** Objective **
Retype the whole listing below, character for character.

** Data lines **
+ + + + + + +

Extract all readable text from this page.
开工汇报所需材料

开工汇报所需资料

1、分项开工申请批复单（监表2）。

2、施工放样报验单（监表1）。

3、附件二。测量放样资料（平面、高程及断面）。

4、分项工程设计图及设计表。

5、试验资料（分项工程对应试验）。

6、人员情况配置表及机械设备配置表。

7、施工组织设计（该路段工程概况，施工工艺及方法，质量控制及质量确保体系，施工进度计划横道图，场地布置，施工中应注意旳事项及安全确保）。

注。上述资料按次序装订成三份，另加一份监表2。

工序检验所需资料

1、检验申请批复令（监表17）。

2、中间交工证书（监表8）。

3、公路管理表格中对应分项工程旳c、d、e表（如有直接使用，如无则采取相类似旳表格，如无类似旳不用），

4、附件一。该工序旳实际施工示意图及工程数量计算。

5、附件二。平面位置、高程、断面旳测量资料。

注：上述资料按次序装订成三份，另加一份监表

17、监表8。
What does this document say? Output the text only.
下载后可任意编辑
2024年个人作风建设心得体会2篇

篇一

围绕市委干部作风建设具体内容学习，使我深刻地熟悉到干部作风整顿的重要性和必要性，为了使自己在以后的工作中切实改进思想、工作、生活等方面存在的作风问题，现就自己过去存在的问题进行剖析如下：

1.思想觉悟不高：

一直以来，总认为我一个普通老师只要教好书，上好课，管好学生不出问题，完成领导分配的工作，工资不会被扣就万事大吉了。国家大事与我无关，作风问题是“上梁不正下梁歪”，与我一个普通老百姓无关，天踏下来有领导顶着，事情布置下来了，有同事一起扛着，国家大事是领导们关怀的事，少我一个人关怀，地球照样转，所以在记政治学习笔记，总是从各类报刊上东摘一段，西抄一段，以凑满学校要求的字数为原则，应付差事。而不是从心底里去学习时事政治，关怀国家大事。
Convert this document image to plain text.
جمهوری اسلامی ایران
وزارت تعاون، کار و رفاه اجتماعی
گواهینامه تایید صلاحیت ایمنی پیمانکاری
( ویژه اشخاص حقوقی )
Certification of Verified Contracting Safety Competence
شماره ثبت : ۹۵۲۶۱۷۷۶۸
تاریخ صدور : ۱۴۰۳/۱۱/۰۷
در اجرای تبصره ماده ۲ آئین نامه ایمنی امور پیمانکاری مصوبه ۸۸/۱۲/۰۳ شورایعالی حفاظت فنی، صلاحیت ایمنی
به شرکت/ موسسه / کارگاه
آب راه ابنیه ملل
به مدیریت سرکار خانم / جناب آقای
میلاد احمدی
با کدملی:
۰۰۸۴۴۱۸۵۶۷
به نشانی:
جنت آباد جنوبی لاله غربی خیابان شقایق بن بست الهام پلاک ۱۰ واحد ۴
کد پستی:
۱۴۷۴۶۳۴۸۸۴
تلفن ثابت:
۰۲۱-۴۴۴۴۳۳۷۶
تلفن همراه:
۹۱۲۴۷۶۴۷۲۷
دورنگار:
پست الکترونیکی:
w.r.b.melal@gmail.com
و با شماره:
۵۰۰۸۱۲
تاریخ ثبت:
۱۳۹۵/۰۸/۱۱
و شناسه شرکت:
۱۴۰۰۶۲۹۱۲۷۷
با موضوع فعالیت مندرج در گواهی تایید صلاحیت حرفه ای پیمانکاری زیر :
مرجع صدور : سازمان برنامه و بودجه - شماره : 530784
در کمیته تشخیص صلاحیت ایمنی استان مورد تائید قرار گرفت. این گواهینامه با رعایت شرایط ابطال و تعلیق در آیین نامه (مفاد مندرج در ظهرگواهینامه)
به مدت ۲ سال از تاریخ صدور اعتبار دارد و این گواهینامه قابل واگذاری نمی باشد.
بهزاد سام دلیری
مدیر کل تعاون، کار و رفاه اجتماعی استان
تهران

+ + + + + + +

** Expected output **
Extract all readable text from this page.
开工汇报所需材料

开工汇报所需资料

1、分项开工申请批复单（监表2）。

2、施工放样报验单（监表1）。

3、附件二。测量放样资料（平面、高程及断面）。

4、分项工程设计图及设计表。

5、试验资料（分项工程对应试验）。

6、人员情况配置表及机械设备配置表。

7、施工组织设计（该路段工程概况，施工工艺及方法，质量控制及质量确保体系，施工进度计划横道图，场地布置，施工中应注意旳事项及安全确保）。

注。上述资料按次序装订成三份，另加一份监表2。

工序检验所需资料

1、检验申请批复令（监表17）。

2、中间交工证书（监表8）。

3、公路管理表格中对应分项工程旳c、d、e表（如有直接使用，如无则采取相类似旳表格，如无类似旳不用），

4、附件一。该工序旳实际施工示意图及工程数量计算。

5、附件二。平面位置、高程、断面旳测量资料。

注：上述资料按次序装订成三份，另加一份监表

17、监表8。
What does this document say? Output the text only.
下载后可任意编辑
2024年个人作风建设心得体会2篇

篇一

围绕市委干部作风建设具体内容学习，使我深刻地熟悉到干部作风整顿的重要性和必要性，为了使自己在以后的工作中切实改进思想、工作、生活等方面存在的作风问题，现就自己过去存在的问题进行剖析如下：

1.思想觉悟不高：

一直以来，总认为我一个普通老师只要教好书，上好课，管好学生不出问题，完成领导分配的工作，工资不会被扣就万事大吉了。国家大事与我无关，作风问题是“上梁不正下梁歪”，与我一个普通老百姓无关，天踏下来有领导顶着，事情布置下来了，有同事一起扛着，国家大事是领导们关怀的事，少我一个人关怀，地球照样转，所以在记政治学习笔记，总是从各类报刊上东摘一段，西抄一段，以凑满学校要求的字数为原则，应付差事。而不是从心底里去学习时事政治，关怀国家大事。
Convert this document image to plain text.
جمهوری اسلامی ایران
وزارت تعاون، کار و رفاه اجتماعی
گواهینامه تایید صلاحیت ایمنی پیمانکاری
( ویژه اشخاص حقوقی )
Certification of Verified Contracting Safety Competence
شماره ثبت : ۹۵۲۶۱۷۷۶۸
تاریخ صدور : ۱۴۰۳/۱۱/۰۷
در اجرای تبصره ماده ۲ آئین نامه ایمنی امور پیمانکاری مصوبه ۸۸/۱۲/۰۳ شورایعالی حفاظت فنی، صلاحیت ایمنی
به شرکت/ موسسه / کارگاه
آب راه ابنیه ملل
به مدیریت سرکار خانم / جناب آقای
میلاد احمدی
با کدملی:
۰۰۸۴۴۱۸۵۶۷
به نشانی:
جنت آباد جنوبی لاله غربی خیابان شقایق بن بست الهام پلاک ۱۰ واحد ۴
کد پستی:
۱۴۷۴۶۳۴۸۸۴
تلفن ثابت:
۰۲۱-۴۴۴۴۳۳۷۶
تلفن همراه:
۹۱۲۴۷۶۴۷۲۷
دورنگار:
پست الکترونیکی:
w.r.b.melal@gmail.com
و با شماره:
۵۰۰۸۱۲
تاریخ ثبت:
۱۳۹۵/۰۸/۱۱
و شناسه شرکت:
۱۴۰۰۶۲۹۱۲۷۷
با موضوع فعالیت مندرج در گواهی تایید صلاحیت حرفه ای پیمانکاری زیر :
مرجع صدور : سازمان برنامه و بودجه - شماره : 530784
در کمیته تشخیص صلاحیت ایمنی استان مورد تائید قرار گرفت. این گواهینامه با رعایت شرایط ابطال و تعلیق در آیین نامه (مفاد مندرج در ظهرگواهینامه)
به مدت ۲ سال از تاریخ صدور اعتبار دارد و این گواهینامه قابل واگذاری نمی باشد.
بهزاد سام دلیری
مدیر کل تعاون، کار و رفاه اجتماعی استان
تهران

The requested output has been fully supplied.